● **Data rows**:
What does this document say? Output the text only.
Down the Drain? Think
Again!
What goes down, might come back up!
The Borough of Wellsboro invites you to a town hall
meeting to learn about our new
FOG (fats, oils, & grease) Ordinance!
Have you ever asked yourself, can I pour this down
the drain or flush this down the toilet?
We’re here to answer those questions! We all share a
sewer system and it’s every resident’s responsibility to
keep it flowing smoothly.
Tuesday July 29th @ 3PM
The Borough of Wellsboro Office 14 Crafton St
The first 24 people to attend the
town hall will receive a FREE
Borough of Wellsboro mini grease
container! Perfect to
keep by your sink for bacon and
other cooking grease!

● **Goal of the exercise**: Reply with only the number of lines in the entries that contain the word "town".

● **Result of the exercise**: 2